WHAT TO PRODUCE:
Pictures aside, write out every record exactly as it appears.

--- start of WORKING DATA ---

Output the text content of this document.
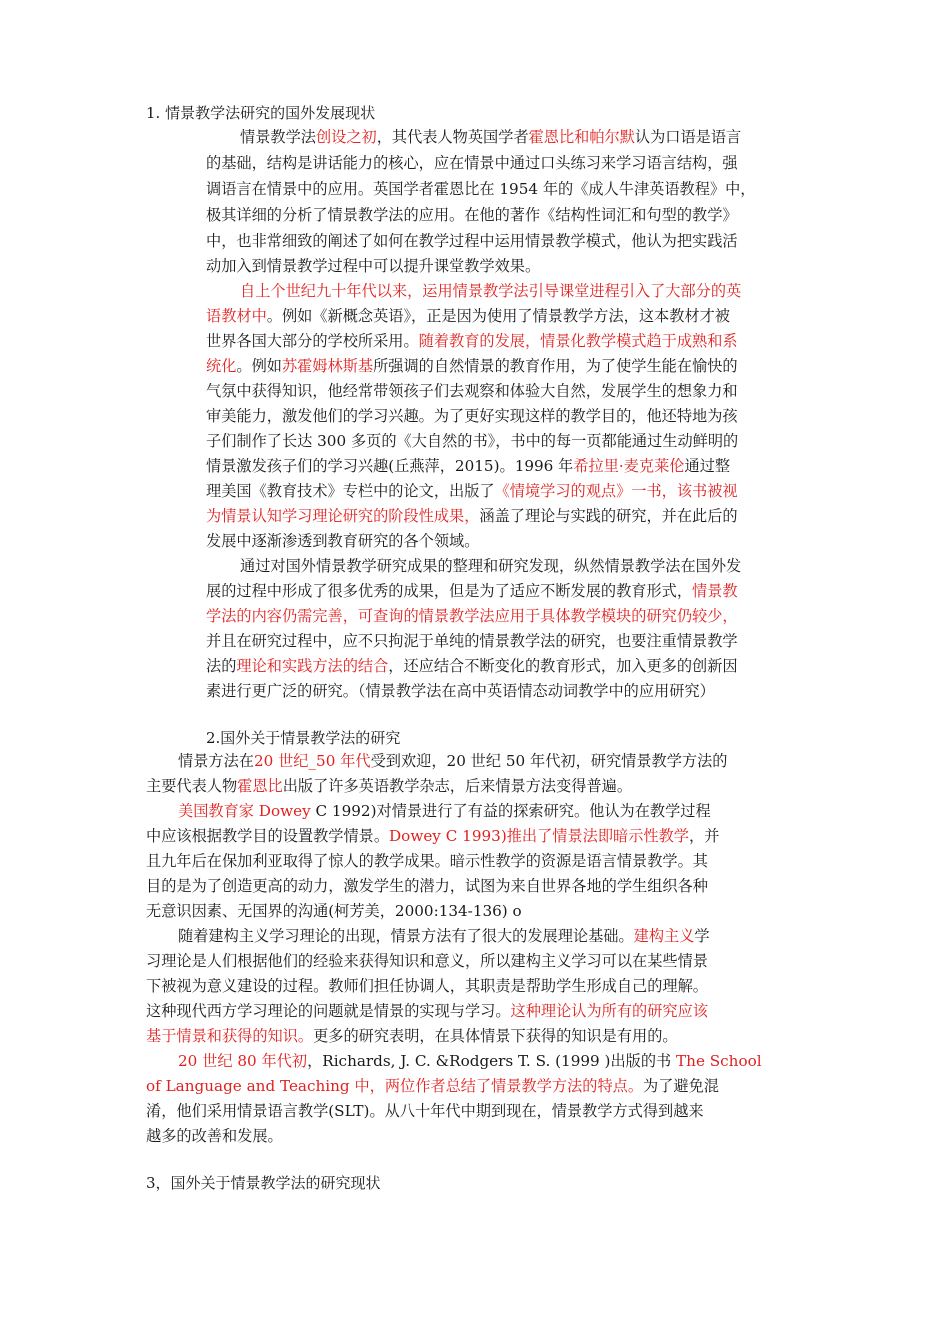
1. 情景教学法研究的国外发展现状
情景教学法创设之初，其代表人物英国学者霍恩比和帕尔默认为口语是语言
的基础，结构是讲话能力的核心，应在情景中通过口头练习来学习语言结构，强
调语言在情景中的应用。英国学者霍恩比在 1954 年的《成人牛津英语教程》中，
极其详细的分析了情景教学法的应用。在他的著作《结构性词汇和句型的教学》
中，也非常细致的阐述了如何在教学过程中运用情景教学模式，他认为把实践活
动加入到情景教学过程中可以提升课堂教学效果。
自上个世纪九十年代以来，运用情景教学法引导课堂进程引入了大部分的英
语教材中。例如《新概念英语》，正是因为使用了情景教学方法，这本教材才被
世界各国大部分的学校所采用。随着教育的发展，情景化教学模式趋于成熟和系
统化。例如苏霍姆林斯基所强调的自然情景的教育作用，为了使学生能在愉快的
气氛中获得知识，他经常带领孩子们去观察和体验大自然，发展学生的想象力和
审美能力，激发他们的学习兴趣。为了更好实现这样的教学目的，他还特地为孩
子们制作了长达 300 多页的《大自然的书》，书中的每一页都能通过生动鲜明的
情景激发孩子们的学习兴趣(丘燕萍，2015)。1996 年希拉里·麦克莱伦通过整
理美国《教育技术》专栏中的论文，出版了《情境学习的观点》一书，该书被视
为情景认知学习理论研究的阶段性成果，涵盖了理论与实践的研究，并在此后的
发展中逐渐渗透到教育研究的各个领域。
通过对国外情景教学研究成果的整理和研究发现，纵然情景教学法在国外发
展的过程中形成了很多优秀的成果，但是为了适应不断发展的教育形式，情景教
学法的内容仍需完善，可查询的情景教学法应用于具体教学模块的研究仍较少，
并且在研究过程中，应不只拘泥于单纯的情景教学法的研究，也要注重情景教学
法的理论和实践方法的结合，还应结合不断变化的教育形式，加入更多的创新因
素进行更广泛的研究。（情景教学法在高中英语情态动词教学中的应用研究）
2.国外关于情景教学法的研究
情景方法在20 世纪_50 年代受到欢迎，20 世纪 50 年代初，研究情景教学方法的
主要代表人物霍恩比出版了许多英语教学杂志，后来情景方法变得普遍。
美国教育家 Dowey C 1992)对情景进行了有益的探索研究。他认为在教学过程
中应该根据教学目的设置教学情景。Dowey C 1993)推出了情景法即暗示性教学，并
且九年后在保加利亚取得了惊人的教学成果。暗示性教学的资源是语言情景教学。其
目的是为了创造更高的动力，激发学生的潜力，试图为来自世界各地的学生组织各种
无意识因素、无国界的沟通(柯芳美，2000:134-136) o
随着建构主义学习理论的出现，情景方法有了很大的发展理论基础。建构主义学
习理论是人们根据他们的经验来获得知识和意义，所以建构主义学习可以在某些情景
下被视为意义建设的过程。教师们担任协调人，其职责是帮助学生形成自己的理解。
这种现代西方学习理论的问题就是情景的实现与学习。这种理论认为所有的研究应该
基于情景和获得的知识。更多的研究表明，在具体情景下获得的知识是有用的。
20 世纪 80 年代初，Richards, J. C. &Rodgers T. S. (1999 )出版的书 The School
of Language and Teaching 中，两位作者总结了情景教学方法的特点。为了避免混
淆，他们采用情景语言教学(SLT)。从八十年代中期到现在，情景教学方式得到越来
越多的改善和发展。
3，国外关于情景教学法的研究现状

--- end of WORKING DATA ---

THE RESPONSE:
Output the text content of this document.
1. 情景教学法研究的国外发展现状
情景教学法创设之初，其代表人物英国学者霍恩比和帕尔默认为口语是语言
的基础，结构是讲话能力的核心，应在情景中通过口头练习来学习语言结构，强
调语言在情景中的应用。英国学者霍恩比在 1954 年的《成人牛津英语教程》中，
极其详细的分析了情景教学法的应用。在他的著作《结构性词汇和句型的教学》
中，也非常细致的阐述了如何在教学过程中运用情景教学模式，他认为把实践活
动加入到情景教学过程中可以提升课堂教学效果。
自上个世纪九十年代以来，运用情景教学法引导课堂进程引入了大部分的英
语教材中。例如《新概念英语》，正是因为使用了情景教学方法，这本教材才被
世界各国大部分的学校所采用。随着教育的发展，情景化教学模式趋于成熟和系
统化。例如苏霍姆林斯基所强调的自然情景的教育作用，为了使学生能在愉快的
气氛中获得知识，他经常带领孩子们去观察和体验大自然，发展学生的想象力和
审美能力，激发他们的学习兴趣。为了更好实现这样的教学目的，他还特地为孩
子们制作了长达 300 多页的《大自然的书》，书中的每一页都能通过生动鲜明的
情景激发孩子们的学习兴趣(丘燕萍，2015)。1996 年希拉里·麦克莱伦通过整
理美国《教育技术》专栏中的论文，出版了《情境学习的观点》一书，该书被视
为情景认知学习理论研究的阶段性成果，涵盖了理论与实践的研究，并在此后的
发展中逐渐渗透到教育研究的各个领域。
通过对国外情景教学研究成果的整理和研究发现，纵然情景教学法在国外发
展的过程中形成了很多优秀的成果，但是为了适应不断发展的教育形式，情景教
学法的内容仍需完善，可查询的情景教学法应用于具体教学模块的研究仍较少，
并且在研究过程中，应不只拘泥于单纯的情景教学法的研究，也要注重情景教学
法的理论和实践方法的结合，还应结合不断变化的教育形式，加入更多的创新因
素进行更广泛的研究。（情景教学法在高中英语情态动词教学中的应用研究）
2.国外关于情景教学法的研究
情景方法在20 世纪_50 年代受到欢迎，20 世纪 50 年代初，研究情景教学方法的
主要代表人物霍恩比出版了许多英语教学杂志，后来情景方法变得普遍。
美国教育家 Dowey C 1992)对情景进行了有益的探索研究。他认为在教学过程
中应该根据教学目的设置教学情景。Dowey C 1993)推出了情景法即暗示性教学，并
且九年后在保加利亚取得了惊人的教学成果。暗示性教学的资源是语言情景教学。其
目的是为了创造更高的动力，激发学生的潜力，试图为来自世界各地的学生组织各种
无意识因素、无国界的沟通(柯芳美，2000:134-136) o
随着建构主义学习理论的出现，情景方法有了很大的发展理论基础。建构主义学
习理论是人们根据他们的经验来获得知识和意义，所以建构主义学习可以在某些情景
下被视为意义建设的过程。教师们担任协调人，其职责是帮助学生形成自己的理解。
这种现代西方学习理论的问题就是情景的实现与学习。这种理论认为所有的研究应该
基于情景和获得的知识。更多的研究表明，在具体情景下获得的知识是有用的。
20 世纪 80 年代初，Richards, J. C. &Rodgers T. S. (1999 )出版的书 The School
of Language and Teaching 中，两位作者总结了情景教学方法的特点。为了避免混
淆，他们采用情景语言教学(SLT)。从八十年代中期到现在，情景教学方式得到越来
越多的改善和发展。
3，国外关于情景教学法的研究现状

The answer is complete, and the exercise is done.